### Collected data
______
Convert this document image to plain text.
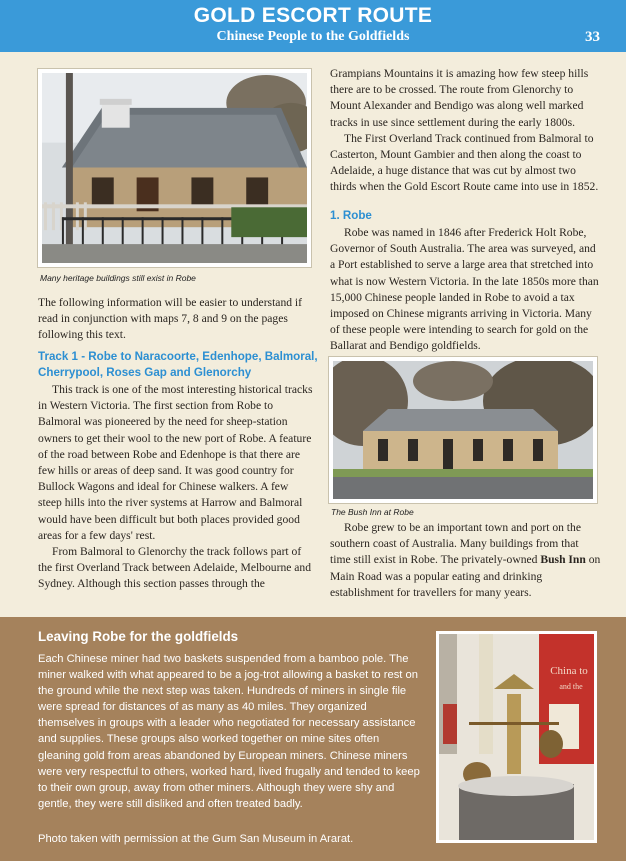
GOLD ESCORT ROUTE
Chinese People to the Goldfields	33
Many heritage buildings still exist in Robe

The following information will be easier to understand if read in conjunction with maps 7, 8 and 9 on the pages following this text.

Track 1 - Robe to Naracoorte, Edenhope, Balmoral, Cherrypool, Roses Gap and Glenorchy

This track is one of the most interesting historical tracks in Western Victoria. The first section from Robe to Balmoral was pioneered by the need for sheep-station owners to get their wool to the new port of Robe. A feature of the road between Robe and Edenhope is that there are few hills or areas of deep sand. It was good country for Bullock Wagons and ideal for Chinese walkers. A few steep hills into the river systems at Harrow and Balmoral would have been difficult but both places provided good areas for a few days' rest.

From Balmoral to Glenorchy the track follows part of the first Overland Track between Adelaide, Melbourne and Sydney. Although this section passes through the

Grampians Mountains it is amazing how few steep hills there are to be crossed. The route from Glenorchy to Mount Alexander and Bendigo was along well marked tracks in use since settlement during the early 1800s.

The First Overland Track continued from Balmoral to Casterton, Mount Gambier and then along the coast to Adelaide, a huge distance that was cut by almost two thirds when the Gold Escort Route came into use in 1852.

1. Robe

Robe was named in 1846 after Frederick Holt Robe, Governor of South Australia. The area was surveyed, and a Port established to serve a large area that stretched into what is now Western Victoria. In the late 1850s more than 15,000 Chinese people landed in Robe to avoid a tax imposed on Chinese migrants arriving in Victoria. Many of these people were intending to search for gold on the Ballarat and Bendigo goldfields.

The Bush Inn at Robe

Robe grew to be an important town and port on the southern coast of Australia. Many buildings from that time still exist in Robe. The privately-owned Bush Inn on Main Road was a popular eating and drinking establishment for travellers for many years.

Leaving Robe for the goldfields
Each Chinese miner had two baskets suspended from a bamboo pole. The miner walked with what appeared to be a jog-trot allowing a basket to rest on the ground while the next step was taken. Hundreds of miners in single file were spread for distances of as many as 40 miles. They organized themselves in groups with a leader who negotiated for necessary assistance and supplies. These groups also worked together on mine sites often gleaning gold from areas abandoned by European miners. Chinese miners were very respectful to others, worked hard, lived frugally and tended to keep to their own group, away from other miners. Although they were shy and gentle, they were still disliked and often treated badly.
Photo taken with permission at the Gum San Museum in Ararat.
China to
and the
______
### Prompt
Report only how many lines in the listing contain the string "that".

### Solution to this problem
4